Direction |
Extract the complete listing and repeat it word for word.
[BEGIN Records for the exercise]
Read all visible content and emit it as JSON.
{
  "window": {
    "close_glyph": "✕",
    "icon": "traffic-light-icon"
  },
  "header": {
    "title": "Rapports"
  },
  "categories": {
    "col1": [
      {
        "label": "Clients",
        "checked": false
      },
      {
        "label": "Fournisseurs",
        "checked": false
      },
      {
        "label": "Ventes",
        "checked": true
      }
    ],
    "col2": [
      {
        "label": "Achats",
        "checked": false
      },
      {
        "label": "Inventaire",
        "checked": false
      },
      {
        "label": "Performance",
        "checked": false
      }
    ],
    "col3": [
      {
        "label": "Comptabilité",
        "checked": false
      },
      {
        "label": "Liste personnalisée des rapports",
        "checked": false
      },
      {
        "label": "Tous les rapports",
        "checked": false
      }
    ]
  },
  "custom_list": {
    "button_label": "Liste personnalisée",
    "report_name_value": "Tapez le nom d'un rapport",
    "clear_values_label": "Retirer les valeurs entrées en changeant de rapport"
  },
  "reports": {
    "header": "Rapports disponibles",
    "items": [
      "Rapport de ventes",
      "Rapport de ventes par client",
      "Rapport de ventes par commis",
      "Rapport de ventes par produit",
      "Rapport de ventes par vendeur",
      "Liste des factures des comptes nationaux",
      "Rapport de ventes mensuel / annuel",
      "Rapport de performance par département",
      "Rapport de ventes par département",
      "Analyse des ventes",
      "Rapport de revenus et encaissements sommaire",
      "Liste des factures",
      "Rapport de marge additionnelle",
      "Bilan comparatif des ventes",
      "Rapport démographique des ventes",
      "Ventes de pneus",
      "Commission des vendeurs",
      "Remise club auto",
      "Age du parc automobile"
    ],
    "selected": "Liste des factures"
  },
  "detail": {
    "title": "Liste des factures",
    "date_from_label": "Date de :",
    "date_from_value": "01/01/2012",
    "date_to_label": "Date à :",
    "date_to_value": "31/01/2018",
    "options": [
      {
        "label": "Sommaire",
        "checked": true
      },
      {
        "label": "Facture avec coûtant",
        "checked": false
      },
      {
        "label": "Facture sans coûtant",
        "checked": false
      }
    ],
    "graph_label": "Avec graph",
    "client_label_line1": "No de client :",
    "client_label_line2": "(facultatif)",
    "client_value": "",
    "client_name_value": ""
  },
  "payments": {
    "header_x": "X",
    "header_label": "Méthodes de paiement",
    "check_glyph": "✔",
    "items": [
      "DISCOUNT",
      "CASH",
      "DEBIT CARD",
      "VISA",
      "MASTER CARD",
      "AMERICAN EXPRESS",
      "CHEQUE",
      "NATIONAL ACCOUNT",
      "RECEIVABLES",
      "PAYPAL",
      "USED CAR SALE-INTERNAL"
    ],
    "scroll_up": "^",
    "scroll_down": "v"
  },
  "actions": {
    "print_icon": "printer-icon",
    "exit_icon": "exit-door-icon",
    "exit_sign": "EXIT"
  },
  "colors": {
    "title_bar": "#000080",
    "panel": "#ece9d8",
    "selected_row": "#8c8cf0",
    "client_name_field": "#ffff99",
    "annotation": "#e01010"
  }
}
[END Records for the exercise]
Written response |
Read all visible content and emit it as JSON.
{
  "window": {
    "close_glyph": "✕",
    "icon": "traffic-light-icon"
  },
  "header": {
    "title": "Rapports"
  },
  "categories": {
    "col1": [
      {
        "label": "Clients",
        "checked": false
      },
      {
        "label": "Fournisseurs",
        "checked": false
      },
      {
        "label": "Ventes",
        "checked": true
      }
    ],
    "col2": [
      {
        "label": "Achats",
        "checked": false
      },
      {
        "label": "Inventaire",
        "checked": false
      },
      {
        "label": "Performance",
        "checked": false
      }
    ],
    "col3": [
      {
        "label": "Comptabilité",
        "checked": false
      },
      {
        "label": "Liste personnalisée des rapports",
        "checked": false
      },
      {
        "label": "Tous les rapports",
        "checked": false
      }
    ]
  },
  "custom_list": {
    "button_label": "Liste personnalisée",
    "report_name_value": "Tapez le nom d'un rapport",
    "clear_values_label": "Retirer les valeurs entrées en changeant de rapport"
  },
  "reports": {
    "header": "Rapports disponibles",
    "items": [
      "Rapport de ventes",
      "Rapport de ventes par client",
      "Rapport de ventes par commis",
      "Rapport de ventes par produit",
      "Rapport de ventes par vendeur",
      "Liste des factures des comptes nationaux",
      "Rapport de ventes mensuel / annuel",
      "Rapport de performance par département",
      "Rapport de ventes par département",
      "Analyse des ventes",
      "Rapport de revenus et encaissements sommaire",
      "Liste des factures",
      "Rapport de marge additionnelle",
      "Bilan comparatif des ventes",
      "Rapport démographique des ventes",
      "Ventes de pneus",
      "Commission des vendeurs",
      "Remise club auto",
      "Age du parc automobile"
    ],
    "selected": "Liste des factures"
  },
  "detail": {
    "title": "Liste des factures",
    "date_from_label": "Date de :",
    "date_from_value": "01/01/2012",
    "date_to_label": "Date à :",
    "date_to_value": "31/01/2018",
    "options": [
      {
        "label": "Sommaire",
        "checked": true
      },
      {
        "label": "Facture avec coûtant",
        "checked": false
      },
      {
        "label": "Facture sans coûtant",
        "checked": false
      }
    ],
    "graph_label": "Avec graph",
    "client_label_line1": "No de client :",
    "client_label_line2": "(facultatif)",
    "client_value": "",
    "client_name_value": ""
  },
  "payments": {
    "header_x": "X",
    "header_label": "Méthodes de paiement",
    "check_glyph": "✔",
    "items": [
      "DISCOUNT",
      "CASH",
      "DEBIT CARD",
      "VISA",
      "MASTER CARD",
      "AMERICAN EXPRESS",
      "CHEQUE",
      "NATIONAL ACCOUNT",
      "RECEIVABLES",
      "PAYPAL",
      "USED CAR SALE-INTERNAL"
    ],
    "scroll_up": "^",
    "scroll_down": "v"
  },
  "actions": {
    "print_icon": "printer-icon",
    "exit_icon": "exit-door-icon",
    "exit_sign": "EXIT"
  },
  "colors": {
    "title_bar": "#000080",
    "panel": "#ece9d8",
    "selected_row": "#8c8cf0",
    "client_name_field": "#ffff99",
    "annotation": "#e01010"
  }
}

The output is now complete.